*WHAT IS REQUIRED*.
Determine how many lines of the data below contain "page", then give only that number.

### SUPPLIED MATERIAL ###

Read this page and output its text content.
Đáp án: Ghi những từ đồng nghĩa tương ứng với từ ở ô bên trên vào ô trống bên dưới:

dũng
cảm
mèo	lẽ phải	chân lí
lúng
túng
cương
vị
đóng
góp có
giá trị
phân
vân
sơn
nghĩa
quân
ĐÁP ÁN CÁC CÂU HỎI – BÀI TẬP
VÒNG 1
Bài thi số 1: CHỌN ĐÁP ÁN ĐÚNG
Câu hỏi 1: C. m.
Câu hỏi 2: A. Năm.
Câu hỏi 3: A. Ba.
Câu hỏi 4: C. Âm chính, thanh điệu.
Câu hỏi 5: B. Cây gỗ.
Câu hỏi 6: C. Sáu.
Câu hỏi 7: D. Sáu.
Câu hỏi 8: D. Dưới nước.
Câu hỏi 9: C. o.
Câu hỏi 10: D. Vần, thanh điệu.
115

###
### SUPPLIED MATERIAL ###

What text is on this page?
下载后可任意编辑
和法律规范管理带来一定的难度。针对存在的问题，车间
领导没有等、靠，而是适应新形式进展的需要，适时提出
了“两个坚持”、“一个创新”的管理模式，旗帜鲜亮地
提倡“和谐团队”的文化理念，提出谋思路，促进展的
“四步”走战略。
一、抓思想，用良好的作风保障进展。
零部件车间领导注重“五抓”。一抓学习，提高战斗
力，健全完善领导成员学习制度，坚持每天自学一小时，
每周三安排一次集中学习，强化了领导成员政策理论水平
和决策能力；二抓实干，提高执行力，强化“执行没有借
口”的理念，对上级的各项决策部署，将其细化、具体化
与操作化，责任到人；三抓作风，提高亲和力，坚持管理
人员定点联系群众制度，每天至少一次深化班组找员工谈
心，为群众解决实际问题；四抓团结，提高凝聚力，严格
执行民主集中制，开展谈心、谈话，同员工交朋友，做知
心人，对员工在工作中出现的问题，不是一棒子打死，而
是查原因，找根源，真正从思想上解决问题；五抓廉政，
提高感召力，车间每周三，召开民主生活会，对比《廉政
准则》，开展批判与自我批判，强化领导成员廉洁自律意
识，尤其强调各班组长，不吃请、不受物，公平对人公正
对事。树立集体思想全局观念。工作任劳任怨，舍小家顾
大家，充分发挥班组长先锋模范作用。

###

*RESPONSE TO THE EXERCISE*.
2